Do this:
Every record should be written out exactly, please.
--- BEGIN Record list ---
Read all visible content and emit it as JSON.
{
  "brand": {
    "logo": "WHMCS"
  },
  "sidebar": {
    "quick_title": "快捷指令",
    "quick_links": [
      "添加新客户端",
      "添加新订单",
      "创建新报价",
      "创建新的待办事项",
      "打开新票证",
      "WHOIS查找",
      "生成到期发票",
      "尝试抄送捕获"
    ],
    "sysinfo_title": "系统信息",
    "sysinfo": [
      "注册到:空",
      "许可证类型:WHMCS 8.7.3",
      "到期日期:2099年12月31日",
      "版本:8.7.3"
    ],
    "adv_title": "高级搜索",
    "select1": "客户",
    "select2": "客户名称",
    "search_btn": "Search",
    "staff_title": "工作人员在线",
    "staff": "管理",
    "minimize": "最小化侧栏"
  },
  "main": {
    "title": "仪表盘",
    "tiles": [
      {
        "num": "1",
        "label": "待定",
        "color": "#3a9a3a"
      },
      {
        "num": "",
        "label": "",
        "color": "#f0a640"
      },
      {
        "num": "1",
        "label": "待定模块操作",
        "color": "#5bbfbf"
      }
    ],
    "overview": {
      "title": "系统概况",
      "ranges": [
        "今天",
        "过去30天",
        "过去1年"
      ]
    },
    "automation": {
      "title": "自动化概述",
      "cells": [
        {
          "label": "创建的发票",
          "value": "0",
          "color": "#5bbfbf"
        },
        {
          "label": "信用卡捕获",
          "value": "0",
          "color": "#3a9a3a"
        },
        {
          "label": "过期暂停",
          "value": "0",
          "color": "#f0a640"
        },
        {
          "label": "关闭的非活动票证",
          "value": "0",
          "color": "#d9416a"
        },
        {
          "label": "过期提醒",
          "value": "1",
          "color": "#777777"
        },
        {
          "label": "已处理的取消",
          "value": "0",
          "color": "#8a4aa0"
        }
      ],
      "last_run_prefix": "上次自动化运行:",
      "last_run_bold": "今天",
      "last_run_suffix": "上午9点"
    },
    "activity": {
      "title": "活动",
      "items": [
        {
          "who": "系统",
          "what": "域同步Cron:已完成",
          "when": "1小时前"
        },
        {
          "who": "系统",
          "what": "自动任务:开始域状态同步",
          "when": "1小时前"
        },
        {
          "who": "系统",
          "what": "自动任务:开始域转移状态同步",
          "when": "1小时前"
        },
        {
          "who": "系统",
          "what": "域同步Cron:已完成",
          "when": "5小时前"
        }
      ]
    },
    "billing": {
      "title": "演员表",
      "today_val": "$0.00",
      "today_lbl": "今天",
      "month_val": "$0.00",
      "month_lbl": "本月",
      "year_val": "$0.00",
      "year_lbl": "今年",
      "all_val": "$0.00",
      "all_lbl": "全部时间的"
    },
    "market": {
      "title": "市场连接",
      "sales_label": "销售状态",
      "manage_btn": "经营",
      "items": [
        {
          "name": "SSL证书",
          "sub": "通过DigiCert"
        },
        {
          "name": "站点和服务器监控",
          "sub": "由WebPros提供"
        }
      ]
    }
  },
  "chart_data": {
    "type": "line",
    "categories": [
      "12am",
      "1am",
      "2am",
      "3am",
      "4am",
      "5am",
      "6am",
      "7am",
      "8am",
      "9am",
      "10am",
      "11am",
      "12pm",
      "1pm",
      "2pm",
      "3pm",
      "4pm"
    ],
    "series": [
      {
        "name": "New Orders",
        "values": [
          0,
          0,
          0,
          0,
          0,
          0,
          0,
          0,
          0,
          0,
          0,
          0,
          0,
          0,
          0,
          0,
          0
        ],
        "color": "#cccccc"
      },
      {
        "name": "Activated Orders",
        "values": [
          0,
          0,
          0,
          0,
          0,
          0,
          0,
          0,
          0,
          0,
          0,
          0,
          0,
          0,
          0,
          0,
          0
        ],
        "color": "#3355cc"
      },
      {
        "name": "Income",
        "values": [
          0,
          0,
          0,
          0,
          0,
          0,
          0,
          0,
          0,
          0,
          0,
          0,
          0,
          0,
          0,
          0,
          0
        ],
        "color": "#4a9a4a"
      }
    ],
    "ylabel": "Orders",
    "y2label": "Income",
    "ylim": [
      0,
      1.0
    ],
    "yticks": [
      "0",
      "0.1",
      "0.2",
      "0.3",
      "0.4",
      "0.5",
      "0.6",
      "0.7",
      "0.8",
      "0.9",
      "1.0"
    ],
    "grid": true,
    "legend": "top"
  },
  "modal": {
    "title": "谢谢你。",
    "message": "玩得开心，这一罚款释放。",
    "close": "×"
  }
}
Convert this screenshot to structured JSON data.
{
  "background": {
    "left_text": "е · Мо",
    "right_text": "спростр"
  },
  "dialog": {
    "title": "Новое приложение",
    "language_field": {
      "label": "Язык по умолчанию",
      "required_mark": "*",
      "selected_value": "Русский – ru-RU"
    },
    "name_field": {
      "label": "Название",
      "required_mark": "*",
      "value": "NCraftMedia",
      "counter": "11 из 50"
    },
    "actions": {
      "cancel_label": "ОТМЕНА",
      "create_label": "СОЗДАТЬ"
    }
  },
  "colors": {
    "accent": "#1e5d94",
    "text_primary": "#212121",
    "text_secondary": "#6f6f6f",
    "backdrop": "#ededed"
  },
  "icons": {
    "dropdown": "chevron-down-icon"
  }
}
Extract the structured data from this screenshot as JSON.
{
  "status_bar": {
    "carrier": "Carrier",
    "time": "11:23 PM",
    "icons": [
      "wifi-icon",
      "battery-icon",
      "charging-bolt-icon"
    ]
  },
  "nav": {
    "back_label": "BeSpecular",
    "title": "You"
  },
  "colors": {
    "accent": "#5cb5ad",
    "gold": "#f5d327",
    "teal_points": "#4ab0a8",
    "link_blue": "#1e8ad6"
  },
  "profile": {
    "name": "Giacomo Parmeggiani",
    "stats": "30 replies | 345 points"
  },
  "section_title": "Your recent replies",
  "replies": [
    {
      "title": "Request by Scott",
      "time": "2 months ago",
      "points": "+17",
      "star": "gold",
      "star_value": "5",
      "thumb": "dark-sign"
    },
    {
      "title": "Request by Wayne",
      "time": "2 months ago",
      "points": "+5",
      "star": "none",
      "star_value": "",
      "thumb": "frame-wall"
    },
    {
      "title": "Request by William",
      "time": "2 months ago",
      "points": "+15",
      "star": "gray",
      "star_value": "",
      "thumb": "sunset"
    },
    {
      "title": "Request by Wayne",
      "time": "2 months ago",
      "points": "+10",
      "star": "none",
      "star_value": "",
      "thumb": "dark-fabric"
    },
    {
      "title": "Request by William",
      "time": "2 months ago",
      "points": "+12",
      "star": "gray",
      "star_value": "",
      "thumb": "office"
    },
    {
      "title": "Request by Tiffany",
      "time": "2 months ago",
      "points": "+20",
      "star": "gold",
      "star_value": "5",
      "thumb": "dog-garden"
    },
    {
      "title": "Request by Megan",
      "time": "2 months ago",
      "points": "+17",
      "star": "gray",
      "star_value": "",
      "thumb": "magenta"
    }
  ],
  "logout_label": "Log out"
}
--- END Record list ---
Response to this exercise:
Read all visible content and emit it as JSON.
{
  "brand": {
    "logo": "WHMCS"
  },
  "sidebar": {
    "quick_title": "快捷指令",
    "quick_links": [
      "添加新客户端",
      "添加新订单",
      "创建新报价",
      "创建新的待办事项",
      "打开新票证",
      "WHOIS查找",
      "生成到期发票",
      "尝试抄送捕获"
    ],
    "sysinfo_title": "系统信息",
    "sysinfo": [
      "注册到:空",
      "许可证类型:WHMCS 8.7.3",
      "到期日期:2099年12月31日",
      "版本:8.7.3"
    ],
    "adv_title": "高级搜索",
    "select1": "客户",
    "select2": "客户名称",
    "search_btn": "Search",
    "staff_title": "工作人员在线",
    "staff": "管理",
    "minimize": "最小化侧栏"
  },
  "main": {
    "title": "仪表盘",
    "tiles": [
      {
        "num": "1",
        "label": "待定",
        "color": "#3a9a3a"
      },
      {
        "num": "",
        "label": "",
        "color": "#f0a640"
      },
      {
        "num": "1",
        "label": "待定模块操作",
        "color": "#5bbfbf"
      }
    ],
    "overview": {
      "title": "系统概况",
      "ranges": [
        "今天",
        "过去30天",
        "过去1年"
      ]
    },
    "automation": {
      "title": "自动化概述",
      "cells": [
        {
          "label": "创建的发票",
          "value": "0",
          "color": "#5bbfbf"
        },
        {
          "label": "信用卡捕获",
          "value": "0",
          "color": "#3a9a3a"
        },
        {
          "label": "过期暂停",
          "value": "0",
          "color": "#f0a640"
        },
        {
          "label": "关闭的非活动票证",
          "value": "0",
          "color": "#d9416a"
        },
        {
          "label": "过期提醒",
          "value": "1",
          "color": "#777777"
        },
        {
          "label": "已处理的取消",
          "value": "0",
          "color": "#8a4aa0"
        }
      ],
      "last_run_prefix": "上次自动化运行:",
      "last_run_bold": "今天",
      "last_run_suffix": "上午9点"
    },
    "activity": {
      "title": "活动",
      "items": [
        {
          "who": "系统",
          "what": "域同步Cron:已完成",
          "when": "1小时前"
        },
        {
          "who": "系统",
          "what": "自动任务:开始域状态同步",
          "when": "1小时前"
        },
        {
          "who": "系统",
          "what": "自动任务:开始域转移状态同步",
          "when": "1小时前"
        },
        {
          "who": "系统",
          "what": "域同步Cron:已完成",
          "when": "5小时前"
        }
      ]
    },
    "billing": {
      "title": "演员表",
      "today_val": "$0.00",
      "today_lbl": "今天",
      "month_val": "$0.00",
      "month_lbl": "本月",
      "year_val": "$0.00",
      "year_lbl": "今年",
      "all_val": "$0.00",
      "all_lbl": "全部时间的"
    },
    "market": {
      "title": "市场连接",
      "sales_label": "销售状态",
      "manage_btn": "经营",
      "items": [
        {
          "name": "SSL证书",
          "sub": "通过DigiCert"
        },
        {
          "name": "站点和服务器监控",
          "sub": "由WebPros提供"
        }
      ]
    }
  },
  "chart_data": {
    "type": "line",
    "categories": [
      "12am",
      "1am",
      "2am",
      "3am",
      "4am",
      "5am",
      "6am",
      "7am",
      "8am",
      "9am",
      "10am",
      "11am",
      "12pm",
      "1pm",
      "2pm",
      "3pm",
      "4pm"
    ],
    "series": [
      {
        "name": "New Orders",
        "values": [
          0,
          0,
          0,
          0,
          0,
          0,
          0,
          0,
          0,
          0,
          0,
          0,
          0,
          0,
          0,
          0,
          0
        ],
        "color": "#cccccc"
      },
      {
        "name": "Activated Orders",
        "values": [
          0,
          0,
          0,
          0,
          0,
          0,
          0,
          0,
          0,
          0,
          0,
          0,
          0,
          0,
          0,
          0,
          0
        ],
        "color": "#3355cc"
      },
      {
        "name": "Income",
        "values": [
          0,
          0,
          0,
          0,
          0,
          0,
          0,
          0,
          0,
          0,
          0,
          0,
          0,
          0,
          0,
          0,
          0
        ],
        "color": "#4a9a4a"
      }
    ],
    "ylabel": "Orders",
    "y2label": "Income",
    "ylim": [
      0,
      1.0
    ],
    "yticks": [
      "0",
      "0.1",
      "0.2",
      "0.3",
      "0.4",
      "0.5",
      "0.6",
      "0.7",
      "0.8",
      "0.9",
      "1.0"
    ],
    "grid": true,
    "legend": "top"
  },
  "modal": {
    "title": "谢谢你。",
    "message": "玩得开心，这一罚款释放。",
    "close": "×"
  }
}
Convert this screenshot to structured JSON data.
{
  "background": {
    "left_text": "е · Мо",
    "right_text": "спростр"
  },
  "dialog": {
    "title": "Новое приложение",
    "language_field": {
      "label": "Язык по умолчанию",
      "required_mark": "*",
      "selected_value": "Русский – ru-RU"
    },
    "name_field": {
      "label": "Название",
      "required_mark": "*",
      "value": "NCraftMedia",
      "counter": "11 из 50"
    },
    "actions": {
      "cancel_label": "ОТМЕНА",
      "create_label": "СОЗДАТЬ"
    }
  },
  "colors": {
    "accent": "#1e5d94",
    "text_primary": "#212121",
    "text_secondary": "#6f6f6f",
    "backdrop": "#ededed"
  },
  "icons": {
    "dropdown": "chevron-down-icon"
  }
}
Extract the structured data from this screenshot as JSON.
{
  "status_bar": {
    "carrier": "Carrier",
    "time": "11:23 PM",
    "icons": [
      "wifi-icon",
      "battery-icon",
      "charging-bolt-icon"
    ]
  },
  "nav": {
    "back_label": "BeSpecular",
    "title": "You"
  },
  "colors": {
    "accent": "#5cb5ad",
    "gold": "#f5d327",
    "teal_points": "#4ab0a8",
    "link_blue": "#1e8ad6"
  },
  "profile": {
    "name": "Giacomo Parmeggiani",
    "stats": "30 replies | 345 points"
  },
  "section_title": "Your recent replies",
  "replies": [
    {
      "title": "Request by Scott",
      "time": "2 months ago",
      "points": "+17",
      "star": "gold",
      "star_value": "5",
      "thumb": "dark-sign"
    },
    {
      "title": "Request by Wayne",
      "time": "2 months ago",
      "points": "+5",
      "star": "none",
      "star_value": "",
      "thumb": "frame-wall"
    },
    {
      "title": "Request by William",
      "time": "2 months ago",
      "points": "+15",
      "star": "gray",
      "star_value": "",
      "thumb": "sunset"
    },
    {
      "title": "Request by Wayne",
      "time": "2 months ago",
      "points": "+10",
      "star": "none",
      "star_value": "",
      "thumb": "dark-fabric"
    },
    {
      "title": "Request by William",
      "time": "2 months ago",
      "points": "+12",
      "star": "gray",
      "star_value": "",
      "thumb": "office"
    },
    {
      "title": "Request by Tiffany",
      "time": "2 months ago",
      "points": "+20",
      "star": "gold",
      "star_value": "5",
      "thumb": "dog-garden"
    },
    {
      "title": "Request by Megan",
      "time": "2 months ago",
      "points": "+17",
      "star": "gray",
      "star_value": "",
      "thumb": "magenta"
    }
  ],
  "logout_label": "Log out"
}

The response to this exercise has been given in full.